## Stated exercise
Copy every line of the entries that includes the word "Besar".

─── The records ───

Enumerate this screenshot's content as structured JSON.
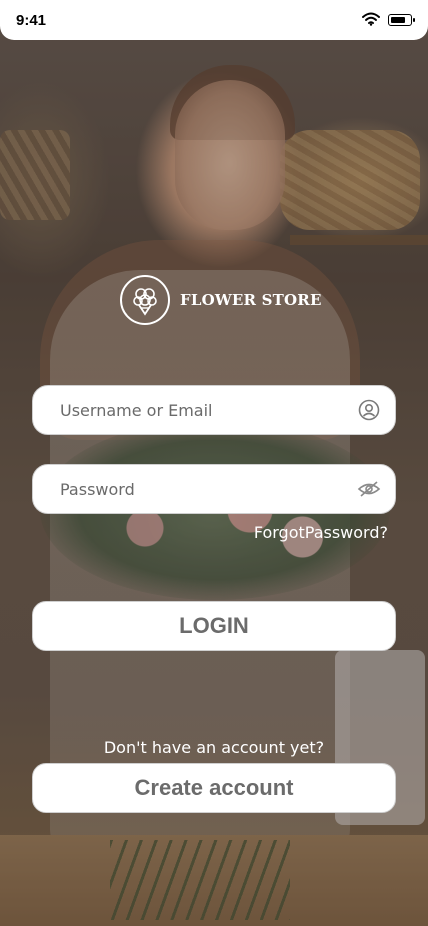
{
  "status_bar": {
    "time": "9:41",
    "wifi_icon": "wifi-icon",
    "battery_icon": "battery-icon"
  },
  "brand": {
    "logo_icon": "flower-bouquet-icon",
    "name": "FLOWER STORE"
  },
  "form": {
    "username": {
      "placeholder": "Username or Email",
      "value": "",
      "icon": "user-circle-icon"
    },
    "password": {
      "placeholder": "Password",
      "value": "",
      "icon": "eye-off-icon"
    },
    "forgot_password": "ForgotPassword?",
    "login_label": "LOGIN"
  },
  "signup": {
    "prompt": "Don't have an account yet?",
    "create_label": "Create account"
  },
  "colors": {
    "button_text": "#6b6b6b",
    "field_bg": "#ffffff",
    "overlay_text": "#ffffff"
  }
}
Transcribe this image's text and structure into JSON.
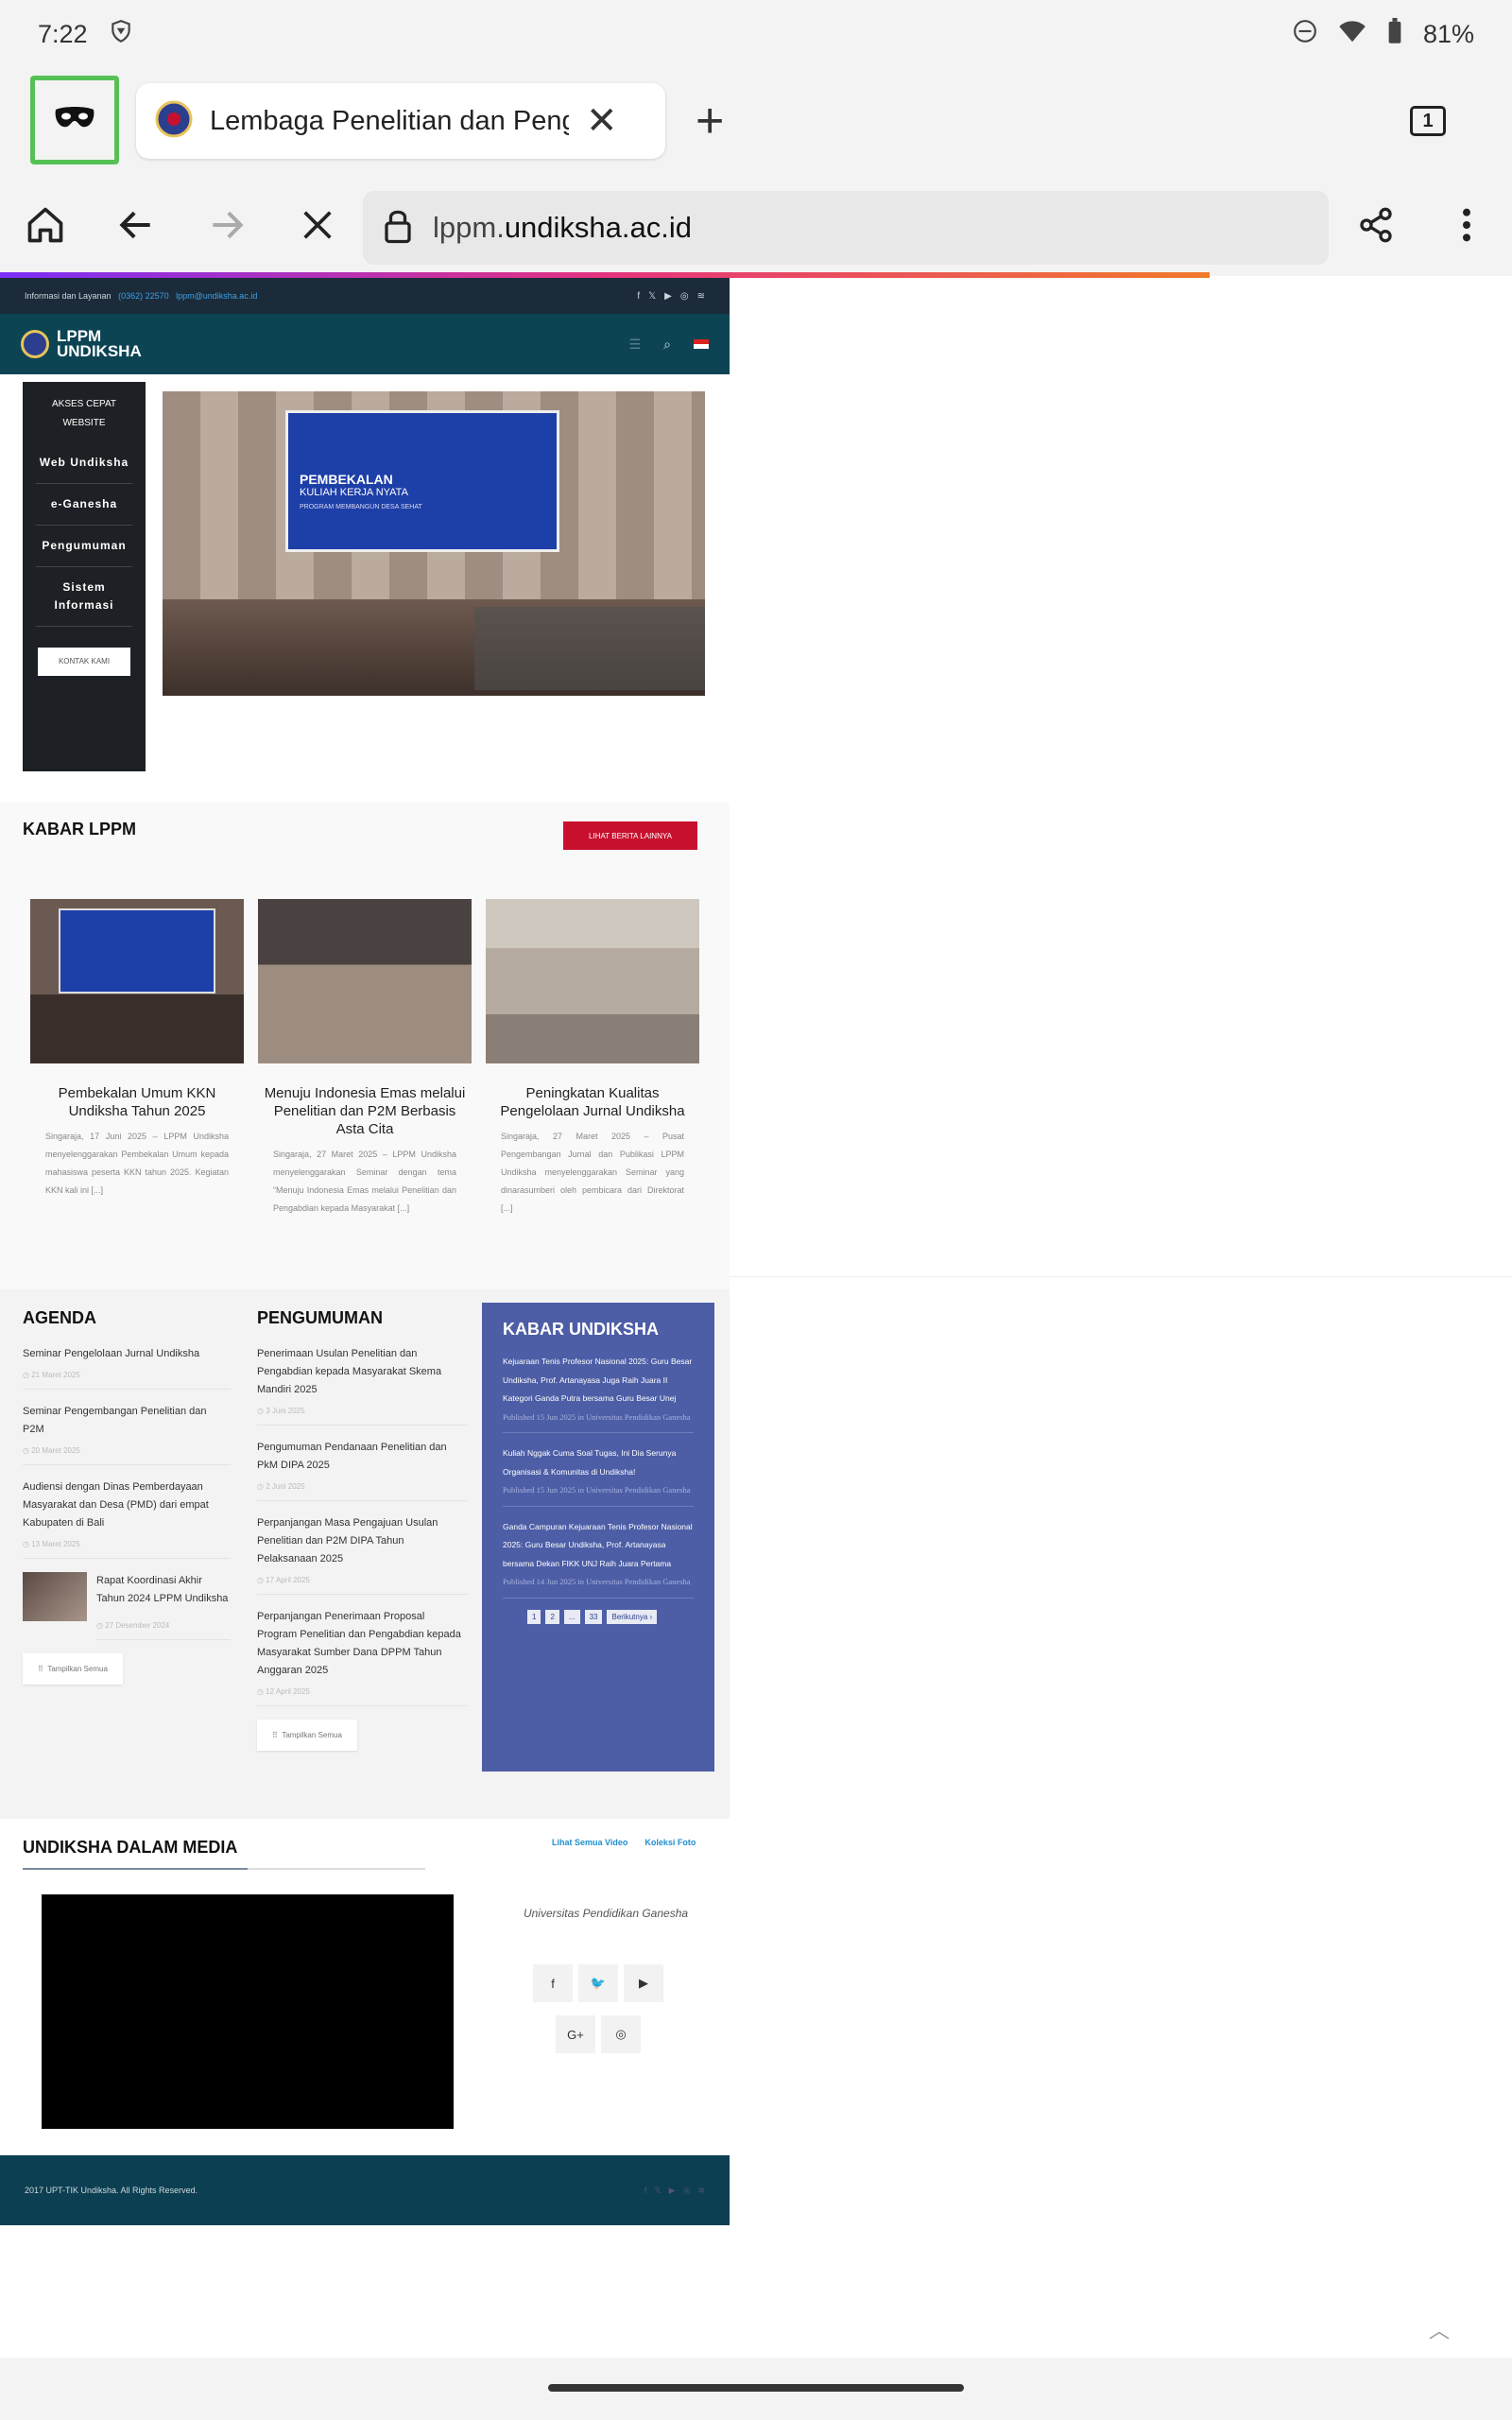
{
  "status": {
    "time": "7:22",
    "battery": "81%"
  },
  "tabs": {
    "title": "Lembaga Penelitian dan Peng",
    "count": "1"
  },
  "url": {
    "domain_prefix": "lppm.",
    "domain_main": "undiksha.ac.id"
  },
  "site": {
    "topbar_info": "Informasi dan Layanan",
    "topbar_phone": "(0362) 22570",
    "topbar_email": "lppm@undiksha.ac.id",
    "logo_line1": "LPPM",
    "logo_line2": "UNDIKSHA"
  },
  "quick_access": {
    "heading": "AKSES CEPAT WEBSITE",
    "items": [
      "Web Undiksha",
      "e-Ganesha",
      "Pengumuman",
      "Sistem Informasi"
    ],
    "contact": "KONTAK KAMI"
  },
  "hero": {
    "line1": "PEMBEKALAN",
    "line2": "KULIAH KERJA NYATA",
    "line3": "PROGRAM MEMBANGUN DESA SEHAT"
  },
  "kabar_lppm": {
    "title": "KABAR LPPM",
    "button": "LIHAT BERITA LAINNYA",
    "cards": [
      {
        "title": "Pembekalan Umum KKN Undiksha Tahun 2025",
        "desc": "Singaraja, 17 Juni 2025 – LPPM Undiksha menyelenggarakan Pembekalan Umum kepada mahasiswa peserta KKN tahun 2025. Kegiatan KKN kali ini [...]"
      },
      {
        "title": "Menuju Indonesia Emas melalui Penelitian dan P2M Berbasis Asta Cita",
        "desc": "Singaraja, 27 Maret 2025 – LPPM Undiksha menyelenggarakan Seminar dengan tema “Menuju Indonesia Emas melalui Penelitian dan Pengabdian kepada Masyarakat [...]"
      },
      {
        "title": "Peningkatan Kualitas Pengelolaan Jurnal Undiksha",
        "desc": "Singaraja, 27 Maret 2025 – Pusat Pengembangan Jurnal dan Publikasi LPPM Undiksha menyelenggarakan Seminar yang dinarasumberi oleh pembicara dari Direktorat [...]"
      }
    ]
  },
  "agenda": {
    "title": "AGENDA",
    "items": [
      {
        "text": "Seminar Pengelolaan Jurnal Undiksha",
        "date": "21 Maret 2025"
      },
      {
        "text": "Seminar Pengembangan Penelitian dan P2M",
        "date": "20 Maret 2025"
      },
      {
        "text": "Audiensi dengan Dinas Pemberdayaan Masyarakat dan Desa (PMD) dari empat Kabupaten di Bali",
        "date": "13 Maret 2025"
      },
      {
        "text": "Rapat Koordinasi Akhir Tahun 2024 LPPM Undiksha",
        "date": "27 Desember 2024"
      }
    ],
    "show_all": "Tampilkan Semua"
  },
  "pengumuman": {
    "title": "PENGUMUMAN",
    "items": [
      {
        "text": "Penerimaan Usulan Penelitian dan Pengabdian kepada Masyarakat Skema Mandiri 2025",
        "date": "3 Juni 2025"
      },
      {
        "text": "Pengumuman Pendanaan Penelitian dan PkM DIPA 2025",
        "date": "2 Juni 2025"
      },
      {
        "text": "Perpanjangan Masa Pengajuan Usulan Penelitian dan P2M DIPA Tahun Pelaksanaan 2025",
        "date": "17 April 2025"
      },
      {
        "text": "Perpanjangan Penerimaan Proposal Program Penelitian dan Pengabdian kepada Masyarakat Sumber Dana DPPM Tahun Anggaran 2025",
        "date": "12 April 2025"
      }
    ],
    "show_all": "Tampilkan Semua"
  },
  "kabar_undiksha": {
    "title": "KABAR UNDIKSHA",
    "items": [
      {
        "text": "Kejuaraan Tenis Profesor Nasional 2025: Guru Besar Undiksha, Prof. Artanayasa Juga Raih Juara II Kategori Ganda Putra bersama Guru Besar Unej",
        "meta": "Published 15 Jun 2025 in Universitas Pendidikan Ganesha"
      },
      {
        "text": "Kuliah Nggak Cuma Soal Tugas, Ini Dia Serunya Organisasi & Komunitas di Undiksha!",
        "meta": "Published 15 Jun 2025 in Universitas Pendidikan Ganesha"
      },
      {
        "text": "Ganda Campuran Kejuaraan Tenis Profesor Nasional 2025: Guru Besar Undiksha, Prof. Artanayasa bersama Dekan FIKK UNJ Raih Juara Pertama",
        "meta": "Published 14 Jun 2025 in Universitas Pendidikan Ganesha"
      }
    ],
    "pages": [
      "1",
      "2",
      "...",
      "33",
      "Berikutnya ›"
    ]
  },
  "media": {
    "title": "UNDIKSHA DALAM MEDIA",
    "link_video": "Lihat Semua Video",
    "link_foto": "Koleksi Foto",
    "univ_name": "Universitas Pendidikan Ganesha"
  },
  "footer": {
    "copyright": "2017 UPT-TIK Undiksha. All Rights Reserved."
  }
}
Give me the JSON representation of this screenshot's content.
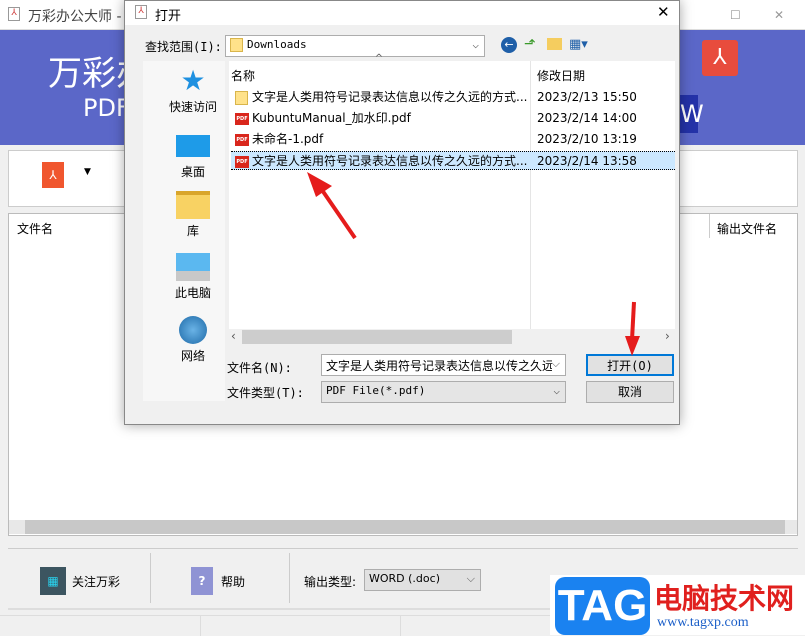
{
  "app": {
    "title": "万彩办公大师 - P",
    "banner_title": "万彩办",
    "banner_sub": "PDF",
    "banner_icon_letter": "W",
    "columns": [
      "文件名",
      "输出文件名"
    ],
    "bottom": {
      "follow": "关注万彩",
      "help": "帮助",
      "output_type_label": "输出类型:",
      "output_type_value": "WORD (.doc)"
    },
    "colors": {
      "banner": "#5b67c8",
      "accent": "#e84c3d"
    }
  },
  "dialog": {
    "title": "打开",
    "look_in_label": "查找范围(I):",
    "look_in_value": "Downloads",
    "places": [
      {
        "label": "快速访问",
        "icon": "star-icon"
      },
      {
        "label": "桌面",
        "icon": "desktop-icon"
      },
      {
        "label": "库",
        "icon": "library-icon"
      },
      {
        "label": "此电脑",
        "icon": "computer-icon"
      },
      {
        "label": "网络",
        "icon": "network-icon"
      }
    ],
    "columns": {
      "name": "名称",
      "date": "修改日期"
    },
    "files": [
      {
        "name": "文字是人类用符号记录表达信息以传之久远的方式...",
        "date": "2023/2/13 15:50",
        "type": "folder"
      },
      {
        "name": "KubuntuManual_加水印.pdf",
        "date": "2023/2/14 14:00",
        "type": "pdf"
      },
      {
        "name": "未命名-1.pdf",
        "date": "2023/2/10 13:19",
        "type": "pdf"
      },
      {
        "name": "文字是人类用符号记录表达信息以传之久远的方式...",
        "date": "2023/2/14 13:58",
        "type": "pdf",
        "selected": true
      }
    ],
    "filename_label": "文件名(N):",
    "filename_value": "文字是人类用符号记录表达信息以传之久远",
    "filetype_label": "文件类型(T):",
    "filetype_value": "PDF File(*.pdf)",
    "open": "打开(O)",
    "cancel": "取消"
  },
  "watermark": {
    "logo": "TAG",
    "site_name": "电脑技术网",
    "url": "www.tagxp.com"
  }
}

───

## Output below
        "text": "Kejuaraan Tenis Profesor Nasional 2025: Guru Besar Undiksha, Prof. Artanayasa Juga Raih Juara II Kategori Ganda Putra bersama Guru Besar Unej",
        "text": "Ganda Campuran Kejuaraan Tenis Profesor Nasional 2025: Guru Besar Undiksha, Prof. Artanayasa bersama Dekan FIKK UNJ Raih Juara Pertama",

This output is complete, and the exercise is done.